▶ **Short task**
Identify the lines that contain the string "توزیع", then copy each of them.

Records from a data source:
• • • • •

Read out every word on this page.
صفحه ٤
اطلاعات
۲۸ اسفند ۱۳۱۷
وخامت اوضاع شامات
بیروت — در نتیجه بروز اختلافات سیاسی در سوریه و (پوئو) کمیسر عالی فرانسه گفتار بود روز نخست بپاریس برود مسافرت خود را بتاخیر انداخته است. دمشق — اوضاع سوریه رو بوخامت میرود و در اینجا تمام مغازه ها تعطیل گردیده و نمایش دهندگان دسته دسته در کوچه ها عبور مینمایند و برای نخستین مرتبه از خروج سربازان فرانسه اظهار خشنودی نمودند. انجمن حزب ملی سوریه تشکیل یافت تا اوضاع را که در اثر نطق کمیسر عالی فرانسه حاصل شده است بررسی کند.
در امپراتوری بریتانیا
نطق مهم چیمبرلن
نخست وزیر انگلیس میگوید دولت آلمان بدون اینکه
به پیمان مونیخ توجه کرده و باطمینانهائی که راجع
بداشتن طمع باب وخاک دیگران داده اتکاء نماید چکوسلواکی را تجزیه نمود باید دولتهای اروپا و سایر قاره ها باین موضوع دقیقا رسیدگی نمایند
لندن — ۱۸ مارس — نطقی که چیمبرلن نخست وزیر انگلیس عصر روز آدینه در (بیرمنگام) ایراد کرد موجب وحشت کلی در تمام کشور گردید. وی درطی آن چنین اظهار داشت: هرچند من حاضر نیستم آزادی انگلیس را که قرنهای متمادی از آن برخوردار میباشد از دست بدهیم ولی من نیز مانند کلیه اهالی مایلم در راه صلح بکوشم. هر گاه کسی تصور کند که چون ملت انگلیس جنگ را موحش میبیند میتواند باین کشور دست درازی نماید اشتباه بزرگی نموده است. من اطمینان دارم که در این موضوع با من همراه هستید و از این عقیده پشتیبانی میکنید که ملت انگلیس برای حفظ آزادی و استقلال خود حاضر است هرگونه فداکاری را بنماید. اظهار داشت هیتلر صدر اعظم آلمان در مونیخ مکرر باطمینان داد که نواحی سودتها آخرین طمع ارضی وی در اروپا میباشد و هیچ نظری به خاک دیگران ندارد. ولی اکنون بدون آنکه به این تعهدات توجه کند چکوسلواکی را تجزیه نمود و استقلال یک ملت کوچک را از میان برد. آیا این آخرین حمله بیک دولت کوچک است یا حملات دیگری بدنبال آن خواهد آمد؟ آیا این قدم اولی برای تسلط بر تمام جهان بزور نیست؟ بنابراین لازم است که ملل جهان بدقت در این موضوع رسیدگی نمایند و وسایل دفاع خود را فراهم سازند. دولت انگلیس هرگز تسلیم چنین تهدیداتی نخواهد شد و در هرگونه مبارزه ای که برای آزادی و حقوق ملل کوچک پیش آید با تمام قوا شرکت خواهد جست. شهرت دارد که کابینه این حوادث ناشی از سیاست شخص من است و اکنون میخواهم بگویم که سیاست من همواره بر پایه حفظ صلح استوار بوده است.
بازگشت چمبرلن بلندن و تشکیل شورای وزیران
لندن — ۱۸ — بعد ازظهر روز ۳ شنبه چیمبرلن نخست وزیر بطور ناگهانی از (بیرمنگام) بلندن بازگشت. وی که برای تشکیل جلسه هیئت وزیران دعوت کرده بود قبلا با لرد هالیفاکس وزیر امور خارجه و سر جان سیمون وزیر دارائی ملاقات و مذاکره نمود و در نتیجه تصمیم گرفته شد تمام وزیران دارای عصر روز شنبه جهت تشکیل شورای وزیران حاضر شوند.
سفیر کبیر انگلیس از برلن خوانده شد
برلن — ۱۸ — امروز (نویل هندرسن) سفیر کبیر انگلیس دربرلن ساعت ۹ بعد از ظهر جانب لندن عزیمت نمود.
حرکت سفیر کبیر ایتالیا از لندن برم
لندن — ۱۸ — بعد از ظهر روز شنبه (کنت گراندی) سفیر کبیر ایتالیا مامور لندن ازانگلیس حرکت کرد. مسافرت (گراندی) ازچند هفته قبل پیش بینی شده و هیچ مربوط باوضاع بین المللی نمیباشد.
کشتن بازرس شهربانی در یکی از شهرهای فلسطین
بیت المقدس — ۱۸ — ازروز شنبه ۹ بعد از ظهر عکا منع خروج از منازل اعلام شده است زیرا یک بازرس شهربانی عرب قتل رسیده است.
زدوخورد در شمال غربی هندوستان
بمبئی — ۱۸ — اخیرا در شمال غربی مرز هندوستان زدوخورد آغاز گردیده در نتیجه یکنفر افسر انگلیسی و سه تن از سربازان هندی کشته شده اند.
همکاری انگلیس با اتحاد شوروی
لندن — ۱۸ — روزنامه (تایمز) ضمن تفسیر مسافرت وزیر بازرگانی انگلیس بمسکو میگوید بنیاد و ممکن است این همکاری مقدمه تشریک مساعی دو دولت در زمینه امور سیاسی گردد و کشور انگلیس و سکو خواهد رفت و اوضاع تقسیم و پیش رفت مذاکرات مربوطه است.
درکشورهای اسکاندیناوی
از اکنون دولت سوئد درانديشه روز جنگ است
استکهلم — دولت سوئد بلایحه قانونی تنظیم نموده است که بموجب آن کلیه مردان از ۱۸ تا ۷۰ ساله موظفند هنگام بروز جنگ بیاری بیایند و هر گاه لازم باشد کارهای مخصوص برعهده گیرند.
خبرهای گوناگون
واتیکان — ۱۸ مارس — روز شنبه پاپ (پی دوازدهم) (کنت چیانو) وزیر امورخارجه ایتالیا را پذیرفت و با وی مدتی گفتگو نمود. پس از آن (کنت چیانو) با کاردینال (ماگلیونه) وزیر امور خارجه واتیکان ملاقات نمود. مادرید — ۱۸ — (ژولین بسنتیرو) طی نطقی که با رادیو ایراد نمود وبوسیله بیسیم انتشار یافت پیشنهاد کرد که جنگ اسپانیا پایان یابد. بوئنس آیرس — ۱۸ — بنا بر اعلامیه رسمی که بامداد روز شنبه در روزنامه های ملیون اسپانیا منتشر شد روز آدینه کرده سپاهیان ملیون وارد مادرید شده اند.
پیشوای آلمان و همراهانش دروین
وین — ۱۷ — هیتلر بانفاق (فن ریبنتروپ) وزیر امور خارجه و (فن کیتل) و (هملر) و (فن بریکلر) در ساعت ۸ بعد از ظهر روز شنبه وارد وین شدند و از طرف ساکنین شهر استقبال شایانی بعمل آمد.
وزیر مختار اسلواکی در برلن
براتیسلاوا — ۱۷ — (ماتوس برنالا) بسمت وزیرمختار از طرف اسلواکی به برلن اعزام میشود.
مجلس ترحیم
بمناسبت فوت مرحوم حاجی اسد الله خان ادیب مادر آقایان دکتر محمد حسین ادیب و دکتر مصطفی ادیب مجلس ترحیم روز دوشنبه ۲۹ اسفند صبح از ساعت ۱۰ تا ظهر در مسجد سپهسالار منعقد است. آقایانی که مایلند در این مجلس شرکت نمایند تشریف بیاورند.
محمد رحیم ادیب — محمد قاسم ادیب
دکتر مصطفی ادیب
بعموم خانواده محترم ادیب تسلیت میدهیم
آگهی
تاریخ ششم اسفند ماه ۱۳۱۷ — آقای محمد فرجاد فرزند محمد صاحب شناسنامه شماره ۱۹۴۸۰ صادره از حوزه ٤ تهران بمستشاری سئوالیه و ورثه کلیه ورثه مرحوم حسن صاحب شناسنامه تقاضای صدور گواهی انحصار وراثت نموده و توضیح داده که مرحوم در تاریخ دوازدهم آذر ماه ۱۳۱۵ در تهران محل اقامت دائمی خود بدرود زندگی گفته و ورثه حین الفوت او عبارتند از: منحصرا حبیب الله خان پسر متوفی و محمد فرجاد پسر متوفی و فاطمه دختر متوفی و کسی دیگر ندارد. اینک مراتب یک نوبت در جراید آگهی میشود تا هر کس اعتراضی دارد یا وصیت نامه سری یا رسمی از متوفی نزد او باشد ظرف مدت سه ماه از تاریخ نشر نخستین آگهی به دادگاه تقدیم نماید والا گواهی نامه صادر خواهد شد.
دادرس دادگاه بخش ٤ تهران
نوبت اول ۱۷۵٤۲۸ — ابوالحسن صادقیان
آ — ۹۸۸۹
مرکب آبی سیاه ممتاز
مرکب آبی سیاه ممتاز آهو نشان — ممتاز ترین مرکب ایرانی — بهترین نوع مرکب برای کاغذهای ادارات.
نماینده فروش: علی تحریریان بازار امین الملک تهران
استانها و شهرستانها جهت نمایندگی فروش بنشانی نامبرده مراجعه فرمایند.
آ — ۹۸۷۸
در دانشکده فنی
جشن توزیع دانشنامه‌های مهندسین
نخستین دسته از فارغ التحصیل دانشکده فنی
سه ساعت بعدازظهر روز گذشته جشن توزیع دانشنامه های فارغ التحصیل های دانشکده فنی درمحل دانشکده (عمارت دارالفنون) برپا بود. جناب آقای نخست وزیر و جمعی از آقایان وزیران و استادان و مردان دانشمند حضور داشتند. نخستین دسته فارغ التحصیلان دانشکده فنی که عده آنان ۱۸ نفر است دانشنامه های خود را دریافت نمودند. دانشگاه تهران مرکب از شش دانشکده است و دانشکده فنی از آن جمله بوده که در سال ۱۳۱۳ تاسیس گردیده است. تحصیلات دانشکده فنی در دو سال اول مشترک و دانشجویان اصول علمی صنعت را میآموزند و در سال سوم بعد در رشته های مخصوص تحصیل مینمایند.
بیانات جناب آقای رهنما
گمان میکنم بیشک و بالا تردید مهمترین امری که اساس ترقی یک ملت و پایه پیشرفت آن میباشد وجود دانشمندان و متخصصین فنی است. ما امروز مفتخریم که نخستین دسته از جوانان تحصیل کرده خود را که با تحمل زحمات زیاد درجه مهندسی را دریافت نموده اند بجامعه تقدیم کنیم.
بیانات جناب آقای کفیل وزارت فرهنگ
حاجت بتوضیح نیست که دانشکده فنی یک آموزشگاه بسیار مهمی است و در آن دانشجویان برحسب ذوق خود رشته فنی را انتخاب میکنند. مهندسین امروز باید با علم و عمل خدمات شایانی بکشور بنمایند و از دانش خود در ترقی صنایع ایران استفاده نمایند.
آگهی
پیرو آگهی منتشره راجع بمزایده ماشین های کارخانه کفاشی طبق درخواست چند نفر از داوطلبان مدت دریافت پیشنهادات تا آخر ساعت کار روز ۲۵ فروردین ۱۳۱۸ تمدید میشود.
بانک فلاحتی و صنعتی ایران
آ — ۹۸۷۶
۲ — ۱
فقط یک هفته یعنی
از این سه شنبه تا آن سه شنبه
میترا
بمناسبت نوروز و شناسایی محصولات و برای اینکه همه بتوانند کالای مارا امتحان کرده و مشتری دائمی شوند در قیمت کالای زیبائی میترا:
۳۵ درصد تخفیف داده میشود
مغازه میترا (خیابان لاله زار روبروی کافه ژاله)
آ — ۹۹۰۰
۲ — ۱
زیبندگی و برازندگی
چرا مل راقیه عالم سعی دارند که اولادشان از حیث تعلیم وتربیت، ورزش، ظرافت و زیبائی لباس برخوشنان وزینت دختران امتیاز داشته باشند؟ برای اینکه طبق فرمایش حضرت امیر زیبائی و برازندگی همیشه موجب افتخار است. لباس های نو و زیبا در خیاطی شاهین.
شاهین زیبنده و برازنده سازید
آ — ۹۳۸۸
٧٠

• • • • •

▶ **Response to the task**
جشن توزیع دانشنامه‌های مهندسین
سه ساعت بعدازظهر روز گذشته جشن توزیع دانشنامه های فارغ التحصیل های دانشکده فنی درمحل دانشکده (عمارت دارالفنون) برپا بود. جناب آقای نخست وزیر و جمعی از آقایان وزیران و استادان و مردان دانشمند حضور داشتند. نخستین دسته فارغ التحصیلان دانشکده فنی که عده آنان ۱۸ نفر است دانشنامه های خود را دریافت نمودند. دانشگاه تهران مرکب از شش دانشکده است و دانشکده فنی از آن جمله بوده که در سال ۱۳۱۳ تاسیس گردیده است. تحصیلات دانشکده فنی در دو سال اول مشترک و دانشجویان اصول علمی صنعت را میآموزند و در سال سوم بعد در رشته های مخصوص تحصیل مینمایند.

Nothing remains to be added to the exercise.